### What the task asks
Transcribe the entries below exactly; leave every image out.

### Dataset records
::::

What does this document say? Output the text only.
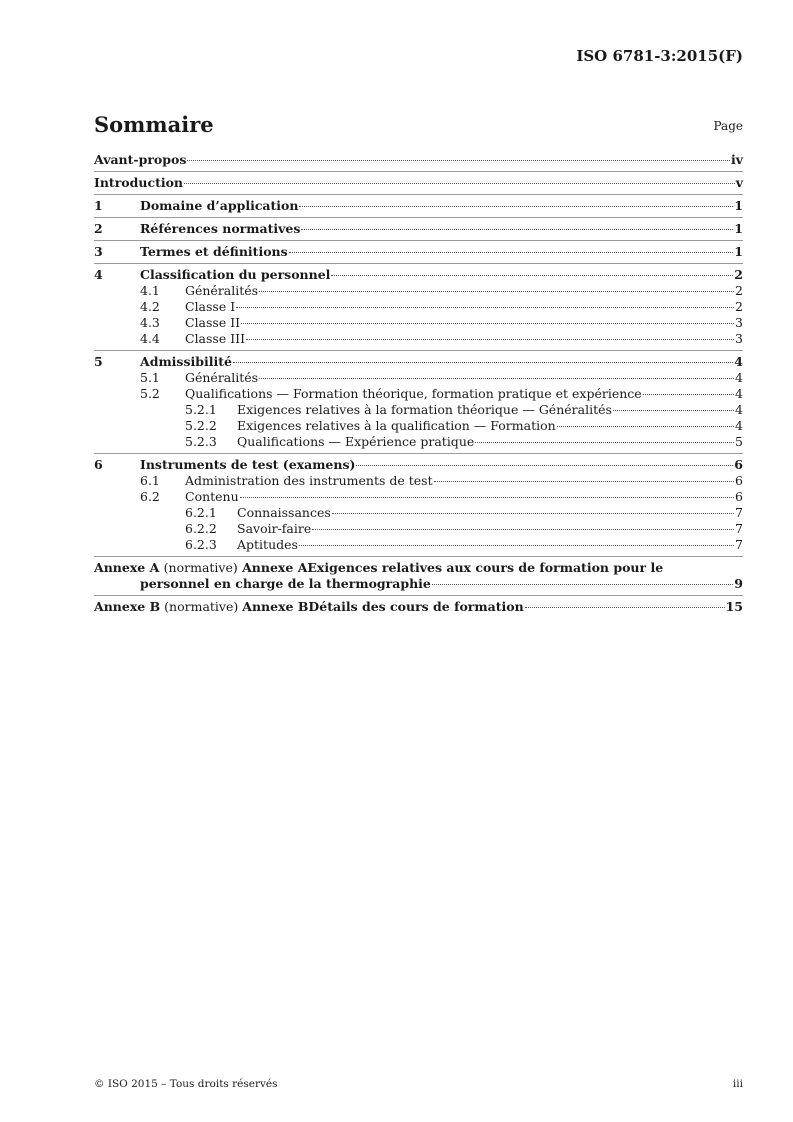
ISO 6781-3:2015(F)
Sommaire	Page
Avant-propos	iv
Introduction	v
1	Domaine d’application	1
2	Références normatives	1
3	Termes et définitions	1
4	Classification du personnel	2
4.1	Généralités	2
4.2	Classe I	2
4.3	Classe II	3
4.4	Classe III	3
5	Admissibilité	4
5.1	Généralités	4
5.2	Qualifications — Formation théorique, formation pratique et expérience	4
5.2.1	Exigences relatives à la formation théorique — Généralités	4
5.2.2	Exigences relatives à la qualification — Formation	4
5.2.3	Qualifications — Expérience pratique	5
6	Instruments de test (examens)	6
6.1	Administration des instruments de test	6
6.2	Contenu	6
6.2.1	Connaissances	7
6.2.2	Savoir-faire	7
6.2.3	Aptitudes	7
Annexe A (normative) Annexe AExigences relatives aux cours de formation pour le
personnel en charge de la thermographie	9
Annexe B (normative) Annexe BDétails des cours de formation	15
© ISO 2015 – Tous droits réservés	iii
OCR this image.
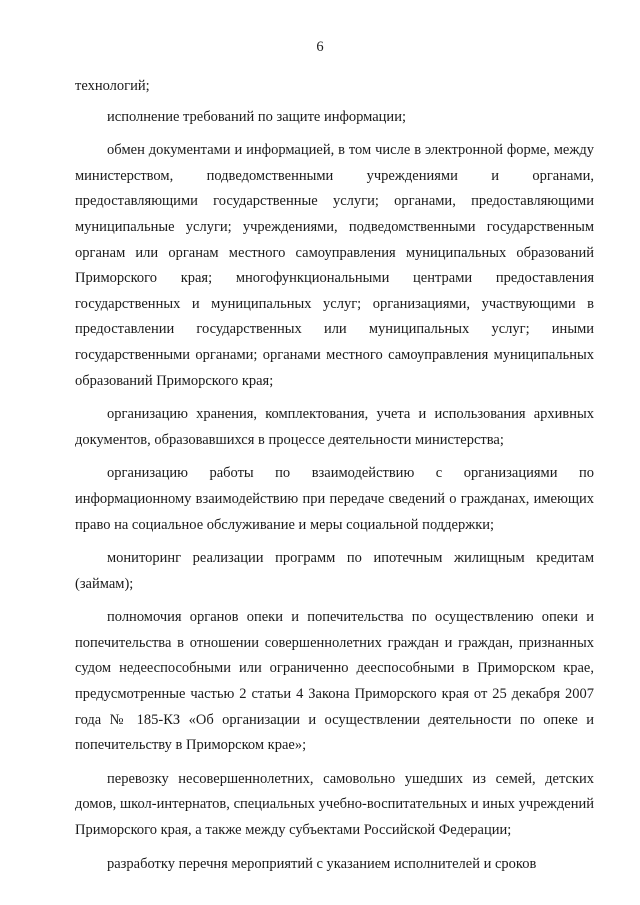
6

технологий;

исполнение требований по защите информации;

обмен документами и информацией, в том числе в электронной форме, между министерством, подведомственными учреждениями и органами, предоставляющими государственные услуги; органами, предоставляющими муниципальные услуги; учреждениями, подведомственными государственным органам или органам местного самоуправления муниципальных образований Приморского края; многофункциональными центрами предоставления государственных и муниципальных услуг; организациями, участвующими в предоставлении государственных или муниципальных услуг; иными государственными органами; органами местного самоуправления муниципальных образований Приморского края;

организацию хранения, комплектования, учета и использования архивных документов, образовавшихся в процессе деятельности министерства;

организацию работы по взаимодействию с организациями по информационному взаимодействию при передаче сведений о гражданах, имеющих право на социальное обслуживание и меры социальной поддержки;

мониторинг реализации программ по ипотечным жилищным кредитам (займам);

полномочия органов опеки и попечительства по осуществлению опеки и попечительства в отношении совершеннолетних граждан и граждан, признанных судом недееспособными или ограниченно дееспособными в Приморском крае, предусмотренные частью 2 статьи 4 Закона Приморского края от 25 декабря 2007 года № 185-КЗ «Об организации и осуществлении деятельности по опеке и попечительству в Приморском крае»;

перевозку несовершеннолетних, самовольно ушедших из семей, детских домов, школ-интернатов, специальных учебно-воспитательных и иных учреждений Приморского края, а также между субъектами Российской Федерации;

разработку перечня мероприятий с указанием исполнителей и сроков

::::

### Exercise answer
What does this document say? Output the text only.
ISO 6781-3:2015(F)
Sommaire	Page
Avant-propos	iv
Introduction	v
1	Domaine d’application	1
2	Références normatives	1
3	Termes et définitions	1
4	Classification du personnel	2
4.1	Généralités	2
4.2	Classe I	2
4.3	Classe II	3
4.4	Classe III	3
5	Admissibilité	4
5.1	Généralités	4
5.2	Qualifications — Formation théorique, formation pratique et expérience	4
5.2.1	Exigences relatives à la formation théorique — Généralités	4
5.2.2	Exigences relatives à la qualification — Formation	4
5.2.3	Qualifications — Expérience pratique	5
6	Instruments de test (examens)	6
6.1	Administration des instruments de test	6
6.2	Contenu	6
6.2.1	Connaissances	7
6.2.2	Savoir-faire	7
6.2.3	Aptitudes	7
Annexe A (normative) Annexe AExigences relatives aux cours de formation pour le
personnel en charge de la thermographie	9
Annexe B (normative) Annexe BDétails des cours de formation	15
© ISO 2015 – Tous droits réservés	iii
OCR this image.
6

технологий;

исполнение требований по защите информации;

обмен документами и информацией, в том числе в электронной форме, между министерством, подведомственными учреждениями и органами, предоставляющими государственные услуги; органами, предоставляющими муниципальные услуги; учреждениями, подведомственными государственным органам или органам местного самоуправления муниципальных образований Приморского края; многофункциональными центрами предоставления государственных и муниципальных услуг; организациями, участвующими в предоставлении государственных или муниципальных услуг; иными государственными органами; органами местного самоуправления муниципальных образований Приморского края;

организацию хранения, комплектования, учета и использования архивных документов, образовавшихся в процессе деятельности министерства;

организацию работы по взаимодействию с организациями по информационному взаимодействию при передаче сведений о гражданах, имеющих право на социальное обслуживание и меры социальной поддержки;

мониторинг реализации программ по ипотечным жилищным кредитам (займам);

полномочия органов опеки и попечительства по осуществлению опеки и попечительства в отношении совершеннолетних граждан и граждан, признанных судом недееспособными или ограниченно дееспособными в Приморском крае, предусмотренные частью 2 статьи 4 Закона Приморского края от 25 декабря 2007 года № 185-КЗ «Об организации и осуществлении деятельности по опеке и попечительству в Приморском крае»;

перевозку несовершеннолетних, самовольно ушедших из семей, детских домов, школ-интернатов, специальных учебно-воспитательных и иных учреждений Приморского края, а также между субъектами Российской Федерации;

разработку перечня мероприятий с указанием исполнителей и сроков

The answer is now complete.